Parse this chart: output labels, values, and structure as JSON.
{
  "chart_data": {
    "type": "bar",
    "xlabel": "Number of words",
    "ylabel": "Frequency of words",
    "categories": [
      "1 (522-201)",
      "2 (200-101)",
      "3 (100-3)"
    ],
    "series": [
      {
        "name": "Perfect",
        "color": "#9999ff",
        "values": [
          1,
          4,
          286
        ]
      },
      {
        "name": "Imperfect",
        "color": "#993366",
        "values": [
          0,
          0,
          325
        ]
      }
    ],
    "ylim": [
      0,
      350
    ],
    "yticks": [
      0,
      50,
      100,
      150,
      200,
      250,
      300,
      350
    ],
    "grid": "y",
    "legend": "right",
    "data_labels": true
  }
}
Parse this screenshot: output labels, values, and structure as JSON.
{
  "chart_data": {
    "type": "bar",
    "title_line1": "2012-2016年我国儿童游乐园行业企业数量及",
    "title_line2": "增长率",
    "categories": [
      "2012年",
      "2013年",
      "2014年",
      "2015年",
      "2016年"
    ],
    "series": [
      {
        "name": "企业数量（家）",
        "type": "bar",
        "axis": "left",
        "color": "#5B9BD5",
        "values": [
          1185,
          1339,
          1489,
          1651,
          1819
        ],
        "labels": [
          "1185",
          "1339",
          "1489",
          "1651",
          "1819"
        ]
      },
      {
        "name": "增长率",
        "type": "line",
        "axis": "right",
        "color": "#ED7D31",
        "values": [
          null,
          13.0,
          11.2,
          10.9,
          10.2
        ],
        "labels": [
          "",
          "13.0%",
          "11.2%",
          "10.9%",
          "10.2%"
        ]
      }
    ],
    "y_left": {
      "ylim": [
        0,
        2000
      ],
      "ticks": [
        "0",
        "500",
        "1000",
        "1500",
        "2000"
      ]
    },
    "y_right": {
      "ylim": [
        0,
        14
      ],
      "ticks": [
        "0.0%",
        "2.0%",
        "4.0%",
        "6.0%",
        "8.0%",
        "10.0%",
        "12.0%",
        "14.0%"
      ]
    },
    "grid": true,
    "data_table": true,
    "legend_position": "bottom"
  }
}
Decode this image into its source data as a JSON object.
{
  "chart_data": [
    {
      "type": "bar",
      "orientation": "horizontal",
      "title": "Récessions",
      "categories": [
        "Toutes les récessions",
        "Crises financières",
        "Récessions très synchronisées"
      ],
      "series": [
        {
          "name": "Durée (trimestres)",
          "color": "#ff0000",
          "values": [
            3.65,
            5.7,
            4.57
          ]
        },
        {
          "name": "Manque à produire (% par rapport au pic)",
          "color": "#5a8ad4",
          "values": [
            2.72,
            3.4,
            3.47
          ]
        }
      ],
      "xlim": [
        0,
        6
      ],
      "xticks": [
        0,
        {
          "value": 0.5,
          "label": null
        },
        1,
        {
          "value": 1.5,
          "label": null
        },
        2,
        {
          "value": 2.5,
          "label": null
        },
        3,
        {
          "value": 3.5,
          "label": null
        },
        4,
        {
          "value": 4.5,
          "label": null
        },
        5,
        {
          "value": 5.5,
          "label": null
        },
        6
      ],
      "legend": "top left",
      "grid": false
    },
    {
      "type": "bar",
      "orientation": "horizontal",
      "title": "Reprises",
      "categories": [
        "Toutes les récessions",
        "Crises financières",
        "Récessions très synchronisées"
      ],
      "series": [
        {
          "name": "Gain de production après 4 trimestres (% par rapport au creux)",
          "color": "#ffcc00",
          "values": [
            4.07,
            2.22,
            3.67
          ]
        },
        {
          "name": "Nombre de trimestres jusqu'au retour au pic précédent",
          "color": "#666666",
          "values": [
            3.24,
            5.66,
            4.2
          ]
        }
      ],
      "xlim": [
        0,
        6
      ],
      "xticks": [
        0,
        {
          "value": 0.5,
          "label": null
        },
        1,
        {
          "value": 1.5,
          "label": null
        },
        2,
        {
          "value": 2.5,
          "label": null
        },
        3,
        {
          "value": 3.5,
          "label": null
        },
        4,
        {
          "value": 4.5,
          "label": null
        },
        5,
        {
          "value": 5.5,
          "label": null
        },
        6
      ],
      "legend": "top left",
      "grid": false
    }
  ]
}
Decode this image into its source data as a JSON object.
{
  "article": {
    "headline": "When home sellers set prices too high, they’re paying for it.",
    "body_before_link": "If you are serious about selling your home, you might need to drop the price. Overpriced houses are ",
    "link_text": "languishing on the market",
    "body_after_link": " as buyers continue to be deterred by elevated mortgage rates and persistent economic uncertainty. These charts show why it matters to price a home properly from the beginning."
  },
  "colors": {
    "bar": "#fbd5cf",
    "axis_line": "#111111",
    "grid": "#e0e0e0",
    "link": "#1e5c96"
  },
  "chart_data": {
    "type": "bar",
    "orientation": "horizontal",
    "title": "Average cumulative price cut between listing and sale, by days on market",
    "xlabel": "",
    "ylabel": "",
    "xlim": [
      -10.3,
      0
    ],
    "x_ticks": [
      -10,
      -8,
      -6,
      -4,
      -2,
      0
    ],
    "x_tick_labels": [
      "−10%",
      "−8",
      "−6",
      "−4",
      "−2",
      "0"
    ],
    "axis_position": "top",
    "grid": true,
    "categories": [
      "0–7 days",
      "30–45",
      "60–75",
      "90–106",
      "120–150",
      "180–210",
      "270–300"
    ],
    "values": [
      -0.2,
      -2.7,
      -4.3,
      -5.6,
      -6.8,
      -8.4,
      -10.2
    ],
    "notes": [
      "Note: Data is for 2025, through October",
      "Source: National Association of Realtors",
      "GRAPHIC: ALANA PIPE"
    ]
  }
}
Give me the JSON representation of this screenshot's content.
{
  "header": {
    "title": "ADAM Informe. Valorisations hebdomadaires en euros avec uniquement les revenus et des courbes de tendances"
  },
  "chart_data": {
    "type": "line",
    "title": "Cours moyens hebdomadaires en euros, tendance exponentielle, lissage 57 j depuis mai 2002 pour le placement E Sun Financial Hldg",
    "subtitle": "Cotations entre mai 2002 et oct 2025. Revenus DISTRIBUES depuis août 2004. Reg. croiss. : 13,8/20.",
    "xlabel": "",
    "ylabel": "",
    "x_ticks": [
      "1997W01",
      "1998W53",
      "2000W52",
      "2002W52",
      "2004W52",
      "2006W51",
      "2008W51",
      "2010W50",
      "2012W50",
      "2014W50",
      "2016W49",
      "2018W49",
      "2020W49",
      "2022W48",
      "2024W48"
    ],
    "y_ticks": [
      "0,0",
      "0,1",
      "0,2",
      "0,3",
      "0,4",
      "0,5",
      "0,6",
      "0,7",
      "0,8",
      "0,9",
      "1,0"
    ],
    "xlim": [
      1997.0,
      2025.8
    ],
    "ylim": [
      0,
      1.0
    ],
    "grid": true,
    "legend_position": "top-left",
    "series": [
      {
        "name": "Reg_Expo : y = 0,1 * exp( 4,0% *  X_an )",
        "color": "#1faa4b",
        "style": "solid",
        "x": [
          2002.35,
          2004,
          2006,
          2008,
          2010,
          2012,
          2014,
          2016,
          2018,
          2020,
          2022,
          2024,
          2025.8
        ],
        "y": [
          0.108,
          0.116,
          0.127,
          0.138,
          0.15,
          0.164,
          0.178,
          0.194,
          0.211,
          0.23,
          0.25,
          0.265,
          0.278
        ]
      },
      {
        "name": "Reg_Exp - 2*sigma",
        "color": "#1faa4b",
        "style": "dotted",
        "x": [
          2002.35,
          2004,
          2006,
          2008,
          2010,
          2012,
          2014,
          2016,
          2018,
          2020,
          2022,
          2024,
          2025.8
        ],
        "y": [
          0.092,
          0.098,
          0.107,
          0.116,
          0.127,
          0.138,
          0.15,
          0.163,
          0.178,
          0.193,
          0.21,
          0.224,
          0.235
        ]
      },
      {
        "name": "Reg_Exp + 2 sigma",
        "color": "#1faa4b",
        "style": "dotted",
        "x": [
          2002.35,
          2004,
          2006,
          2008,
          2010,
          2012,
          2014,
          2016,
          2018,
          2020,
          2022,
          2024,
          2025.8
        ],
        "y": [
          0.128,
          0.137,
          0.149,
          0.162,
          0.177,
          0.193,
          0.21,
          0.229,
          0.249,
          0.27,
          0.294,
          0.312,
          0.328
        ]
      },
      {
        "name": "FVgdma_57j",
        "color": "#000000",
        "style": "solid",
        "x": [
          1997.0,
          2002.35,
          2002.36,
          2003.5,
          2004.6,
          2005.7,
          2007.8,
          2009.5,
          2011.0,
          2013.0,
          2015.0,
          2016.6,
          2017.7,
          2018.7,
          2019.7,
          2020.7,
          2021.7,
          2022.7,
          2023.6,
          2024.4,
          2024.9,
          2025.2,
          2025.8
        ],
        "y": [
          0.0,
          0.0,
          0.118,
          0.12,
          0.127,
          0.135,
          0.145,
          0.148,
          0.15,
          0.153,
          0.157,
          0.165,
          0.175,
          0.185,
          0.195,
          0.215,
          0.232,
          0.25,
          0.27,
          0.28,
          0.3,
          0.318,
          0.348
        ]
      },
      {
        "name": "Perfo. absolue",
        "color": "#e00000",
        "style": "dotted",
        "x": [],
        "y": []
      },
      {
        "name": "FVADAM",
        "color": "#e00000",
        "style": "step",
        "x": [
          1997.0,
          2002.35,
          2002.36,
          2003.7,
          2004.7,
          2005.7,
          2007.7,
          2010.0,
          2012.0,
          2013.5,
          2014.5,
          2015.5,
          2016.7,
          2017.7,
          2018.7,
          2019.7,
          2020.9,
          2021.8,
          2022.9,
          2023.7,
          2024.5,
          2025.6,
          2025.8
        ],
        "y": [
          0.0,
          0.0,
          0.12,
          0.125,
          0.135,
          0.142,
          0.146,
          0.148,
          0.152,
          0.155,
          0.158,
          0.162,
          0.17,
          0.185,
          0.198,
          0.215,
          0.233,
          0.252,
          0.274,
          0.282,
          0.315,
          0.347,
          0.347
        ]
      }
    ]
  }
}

* * * * * * *

Set problem:
Using the listing above, locate the lines that hold "market" and copy each one.

Answer to this problem:
    "link_text": "languishing on the market",
    "title": "Average cumulative price cut between listing and sale, by days on market",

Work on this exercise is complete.